Repeat the listing in full. Nothing may be added or left out.

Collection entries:
***
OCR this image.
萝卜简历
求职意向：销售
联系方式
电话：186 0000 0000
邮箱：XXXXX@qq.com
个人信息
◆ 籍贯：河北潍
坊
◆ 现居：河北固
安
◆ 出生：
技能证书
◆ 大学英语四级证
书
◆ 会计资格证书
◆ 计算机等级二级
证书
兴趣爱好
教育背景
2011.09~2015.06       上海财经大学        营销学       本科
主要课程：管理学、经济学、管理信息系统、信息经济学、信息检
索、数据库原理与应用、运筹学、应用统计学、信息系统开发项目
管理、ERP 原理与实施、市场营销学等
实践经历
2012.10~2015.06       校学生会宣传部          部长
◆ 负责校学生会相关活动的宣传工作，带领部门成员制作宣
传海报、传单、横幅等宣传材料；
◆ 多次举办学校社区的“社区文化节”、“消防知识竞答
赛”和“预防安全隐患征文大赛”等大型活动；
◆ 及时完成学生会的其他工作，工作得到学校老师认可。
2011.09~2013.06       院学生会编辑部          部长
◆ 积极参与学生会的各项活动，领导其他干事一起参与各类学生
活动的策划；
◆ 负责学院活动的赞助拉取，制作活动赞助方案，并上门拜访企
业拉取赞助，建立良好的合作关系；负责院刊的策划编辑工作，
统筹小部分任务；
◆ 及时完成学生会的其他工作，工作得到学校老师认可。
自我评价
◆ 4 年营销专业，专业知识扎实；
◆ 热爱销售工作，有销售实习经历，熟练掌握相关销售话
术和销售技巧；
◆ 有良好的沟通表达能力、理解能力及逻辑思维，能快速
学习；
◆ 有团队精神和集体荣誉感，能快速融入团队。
***
WRITTEN ANSWER:
OCR this image.
萝卜简历
求职意向：销售
联系方式
电话：186 0000 0000
邮箱：XXXXX@qq.com
个人信息
◆ 籍贯：河北潍
坊
◆ 现居：河北固
安
◆ 出生：
技能证书
◆ 大学英语四级证
书
◆ 会计资格证书
◆ 计算机等级二级
证书
兴趣爱好
教育背景
2011.09~2015.06       上海财经大学        营销学       本科
主要课程：管理学、经济学、管理信息系统、信息经济学、信息检
索、数据库原理与应用、运筹学、应用统计学、信息系统开发项目
管理、ERP 原理与实施、市场营销学等
实践经历
2012.10~2015.06       校学生会宣传部          部长
◆ 负责校学生会相关活动的宣传工作，带领部门成员制作宣
传海报、传单、横幅等宣传材料；
◆ 多次举办学校社区的“社区文化节”、“消防知识竞答
赛”和“预防安全隐患征文大赛”等大型活动；
◆ 及时完成学生会的其他工作，工作得到学校老师认可。
2011.09~2013.06       院学生会编辑部          部长
◆ 积极参与学生会的各项活动，领导其他干事一起参与各类学生
活动的策划；
◆ 负责学院活动的赞助拉取，制作活动赞助方案，并上门拜访企
业拉取赞助，建立良好的合作关系；负责院刊的策划编辑工作，
统筹小部分任务；
◆ 及时完成学生会的其他工作，工作得到学校老师认可。
自我评价
◆ 4 年营销专业，专业知识扎实；
◆ 热爱销售工作，有销售实习经历，熟练掌握相关销售话
术和销售技巧；
◆ 有良好的沟通表达能力、理解能力及逻辑思维，能快速
学习；
◆ 有团队精神和集体荣誉感，能快速融入团队。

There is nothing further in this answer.